_INSTRUCTIONS FOR THE TASK_: Reproduce the entries exactly.

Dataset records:

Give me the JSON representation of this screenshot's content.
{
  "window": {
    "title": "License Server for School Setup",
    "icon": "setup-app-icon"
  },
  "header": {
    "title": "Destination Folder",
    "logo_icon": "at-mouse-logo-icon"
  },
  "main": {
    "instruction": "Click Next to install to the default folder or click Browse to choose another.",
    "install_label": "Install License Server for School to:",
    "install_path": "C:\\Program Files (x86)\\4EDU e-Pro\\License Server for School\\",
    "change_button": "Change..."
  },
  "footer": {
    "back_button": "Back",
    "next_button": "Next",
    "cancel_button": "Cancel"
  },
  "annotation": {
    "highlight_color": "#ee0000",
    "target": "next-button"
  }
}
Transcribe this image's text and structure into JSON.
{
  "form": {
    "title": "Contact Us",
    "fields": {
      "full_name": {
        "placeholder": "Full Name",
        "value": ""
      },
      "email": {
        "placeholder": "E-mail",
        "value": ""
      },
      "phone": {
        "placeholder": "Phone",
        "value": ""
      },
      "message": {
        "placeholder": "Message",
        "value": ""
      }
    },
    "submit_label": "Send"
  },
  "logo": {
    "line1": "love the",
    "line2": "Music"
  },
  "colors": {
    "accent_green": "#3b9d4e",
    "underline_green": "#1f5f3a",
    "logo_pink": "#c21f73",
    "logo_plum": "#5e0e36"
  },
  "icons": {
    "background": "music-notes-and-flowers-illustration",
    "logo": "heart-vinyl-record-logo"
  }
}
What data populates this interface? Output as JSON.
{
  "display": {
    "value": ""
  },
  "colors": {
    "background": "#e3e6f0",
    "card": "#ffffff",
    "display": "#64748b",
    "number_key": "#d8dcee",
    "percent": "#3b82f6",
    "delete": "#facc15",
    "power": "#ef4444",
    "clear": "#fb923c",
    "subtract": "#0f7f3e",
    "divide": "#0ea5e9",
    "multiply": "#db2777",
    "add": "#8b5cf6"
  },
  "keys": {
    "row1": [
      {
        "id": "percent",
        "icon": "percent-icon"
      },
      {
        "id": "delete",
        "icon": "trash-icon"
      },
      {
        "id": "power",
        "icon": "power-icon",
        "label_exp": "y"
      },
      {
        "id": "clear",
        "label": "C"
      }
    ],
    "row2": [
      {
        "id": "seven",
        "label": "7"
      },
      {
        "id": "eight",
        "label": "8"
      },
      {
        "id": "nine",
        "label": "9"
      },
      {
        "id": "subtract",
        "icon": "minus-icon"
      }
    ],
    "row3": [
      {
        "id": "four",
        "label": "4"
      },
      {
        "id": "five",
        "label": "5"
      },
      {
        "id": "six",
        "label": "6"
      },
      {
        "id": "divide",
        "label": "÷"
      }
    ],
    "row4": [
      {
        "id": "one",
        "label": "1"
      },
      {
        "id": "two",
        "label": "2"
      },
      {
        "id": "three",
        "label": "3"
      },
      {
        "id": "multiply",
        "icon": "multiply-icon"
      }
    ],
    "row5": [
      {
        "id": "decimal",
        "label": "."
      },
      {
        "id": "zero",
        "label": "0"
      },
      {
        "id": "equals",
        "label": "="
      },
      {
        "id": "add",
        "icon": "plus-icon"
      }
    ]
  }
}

_WRITTEN REPLY_:
Give me the JSON representation of this screenshot's content.
{
  "window": {
    "title": "License Server for School Setup",
    "icon": "setup-app-icon"
  },
  "header": {
    "title": "Destination Folder",
    "logo_icon": "at-mouse-logo-icon"
  },
  "main": {
    "instruction": "Click Next to install to the default folder or click Browse to choose another.",
    "install_label": "Install License Server for School to:",
    "install_path": "C:\\Program Files (x86)\\4EDU e-Pro\\License Server for School\\",
    "change_button": "Change..."
  },
  "footer": {
    "back_button": "Back",
    "next_button": "Next",
    "cancel_button": "Cancel"
  },
  "annotation": {
    "highlight_color": "#ee0000",
    "target": "next-button"
  }
}
Transcribe this image's text and structure into JSON.
{
  "form": {
    "title": "Contact Us",
    "fields": {
      "full_name": {
        "placeholder": "Full Name",
        "value": ""
      },
      "email": {
        "placeholder": "E-mail",
        "value": ""
      },
      "phone": {
        "placeholder": "Phone",
        "value": ""
      },
      "message": {
        "placeholder": "Message",
        "value": ""
      }
    },
    "submit_label": "Send"
  },
  "logo": {
    "line1": "love the",
    "line2": "Music"
  },
  "colors": {
    "accent_green": "#3b9d4e",
    "underline_green": "#1f5f3a",
    "logo_pink": "#c21f73",
    "logo_plum": "#5e0e36"
  },
  "icons": {
    "background": "music-notes-and-flowers-illustration",
    "logo": "heart-vinyl-record-logo"
  }
}
What data populates this interface? Output as JSON.
{
  "display": {
    "value": ""
  },
  "colors": {
    "background": "#e3e6f0",
    "card": "#ffffff",
    "display": "#64748b",
    "number_key": "#d8dcee",
    "percent": "#3b82f6",
    "delete": "#facc15",
    "power": "#ef4444",
    "clear": "#fb923c",
    "subtract": "#0f7f3e",
    "divide": "#0ea5e9",
    "multiply": "#db2777",
    "add": "#8b5cf6"
  },
  "keys": {
    "row1": [
      {
        "id": "percent",
        "icon": "percent-icon"
      },
      {
        "id": "delete",
        "icon": "trash-icon"
      },
      {
        "id": "power",
        "icon": "power-icon",
        "label_exp": "y"
      },
      {
        "id": "clear",
        "label": "C"
      }
    ],
    "row2": [
      {
        "id": "seven",
        "label": "7"
      },
      {
        "id": "eight",
        "label": "8"
      },
      {
        "id": "nine",
        "label": "9"
      },
      {
        "id": "subtract",
        "icon": "minus-icon"
      }
    ],
    "row3": [
      {
        "id": "four",
        "label": "4"
      },
      {
        "id": "five",
        "label": "5"
      },
      {
        "id": "six",
        "label": "6"
      },
      {
        "id": "divide",
        "label": "÷"
      }
    ],
    "row4": [
      {
        "id": "one",
        "label": "1"
      },
      {
        "id": "two",
        "label": "2"
      },
      {
        "id": "three",
        "label": "3"
      },
      {
        "id": "multiply",
        "icon": "multiply-icon"
      }
    ],
    "row5": [
      {
        "id": "decimal",
        "label": "."
      },
      {
        "id": "zero",
        "label": "0"
      },
      {
        "id": "equals",
        "label": "="
      },
      {
        "id": "add",
        "icon": "plus-icon"
      }
    ]
  }
}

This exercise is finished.